(Lines of data)

--- start ---

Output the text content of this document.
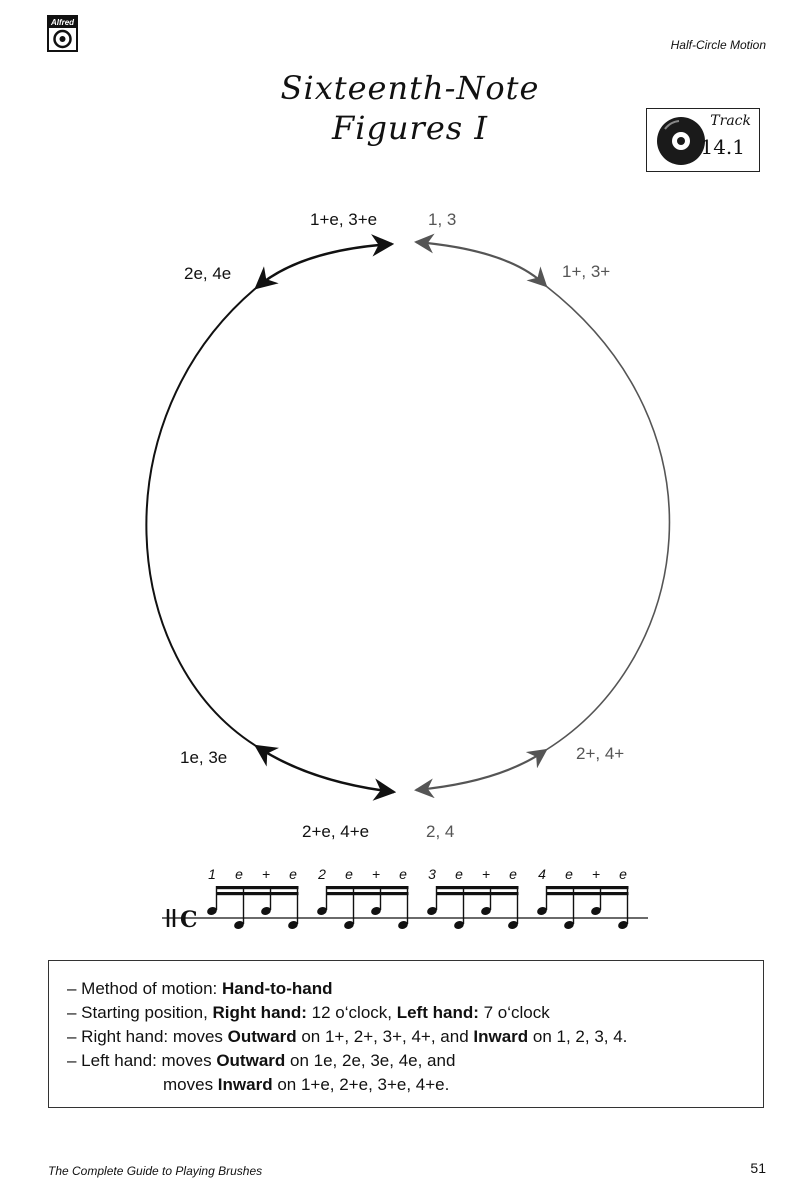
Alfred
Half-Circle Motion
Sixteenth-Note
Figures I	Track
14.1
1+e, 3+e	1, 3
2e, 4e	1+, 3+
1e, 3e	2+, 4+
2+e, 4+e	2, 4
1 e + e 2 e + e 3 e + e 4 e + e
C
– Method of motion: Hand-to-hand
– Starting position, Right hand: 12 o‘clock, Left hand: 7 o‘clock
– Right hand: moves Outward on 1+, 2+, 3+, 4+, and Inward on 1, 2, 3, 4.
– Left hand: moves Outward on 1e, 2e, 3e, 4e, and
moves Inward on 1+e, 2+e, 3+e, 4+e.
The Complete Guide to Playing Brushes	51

--- end ---
--- start ---

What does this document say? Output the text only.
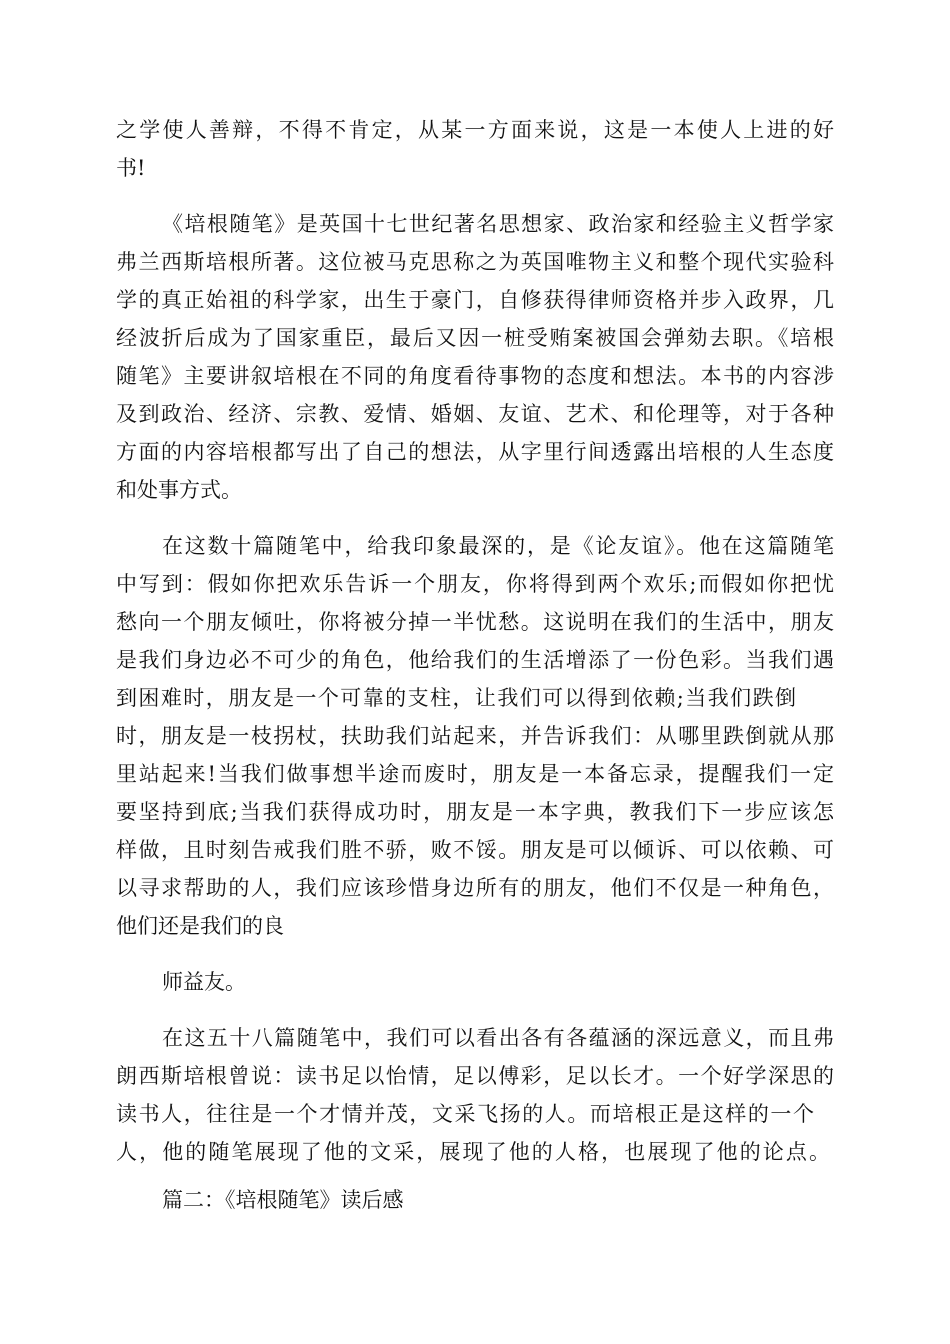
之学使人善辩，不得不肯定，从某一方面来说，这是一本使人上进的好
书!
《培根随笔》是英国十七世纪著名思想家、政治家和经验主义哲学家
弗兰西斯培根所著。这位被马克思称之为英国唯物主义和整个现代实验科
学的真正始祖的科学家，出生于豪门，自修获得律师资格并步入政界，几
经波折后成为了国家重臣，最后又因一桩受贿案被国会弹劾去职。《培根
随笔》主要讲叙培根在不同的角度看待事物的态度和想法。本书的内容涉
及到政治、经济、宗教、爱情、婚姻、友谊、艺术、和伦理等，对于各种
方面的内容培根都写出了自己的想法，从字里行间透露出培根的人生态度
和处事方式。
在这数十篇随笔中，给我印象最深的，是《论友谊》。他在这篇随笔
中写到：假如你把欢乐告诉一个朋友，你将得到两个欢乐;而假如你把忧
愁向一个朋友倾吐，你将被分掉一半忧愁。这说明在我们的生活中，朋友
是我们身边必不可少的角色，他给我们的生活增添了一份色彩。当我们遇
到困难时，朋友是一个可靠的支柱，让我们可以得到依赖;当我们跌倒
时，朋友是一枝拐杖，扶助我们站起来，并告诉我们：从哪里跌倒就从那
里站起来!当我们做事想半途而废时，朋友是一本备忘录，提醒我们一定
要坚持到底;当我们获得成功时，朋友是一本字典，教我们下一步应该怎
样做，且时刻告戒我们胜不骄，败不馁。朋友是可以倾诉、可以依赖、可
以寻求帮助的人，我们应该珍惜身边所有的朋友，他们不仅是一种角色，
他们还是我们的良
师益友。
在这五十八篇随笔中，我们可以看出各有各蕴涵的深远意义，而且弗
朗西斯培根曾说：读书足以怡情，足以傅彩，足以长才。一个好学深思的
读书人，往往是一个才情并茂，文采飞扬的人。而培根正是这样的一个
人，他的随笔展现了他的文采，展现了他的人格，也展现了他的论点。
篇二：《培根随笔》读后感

--- end ---

> _Task brief_: For each line above that contains the word "Outward", copy that line.

> _Output below_:
– Right hand: moves Outward on 1+, 2+, 3+, 4+, and Inward on 1, 2, 3, 4.
– Left hand: moves Outward on 1e, 2e, 3e, 4e, and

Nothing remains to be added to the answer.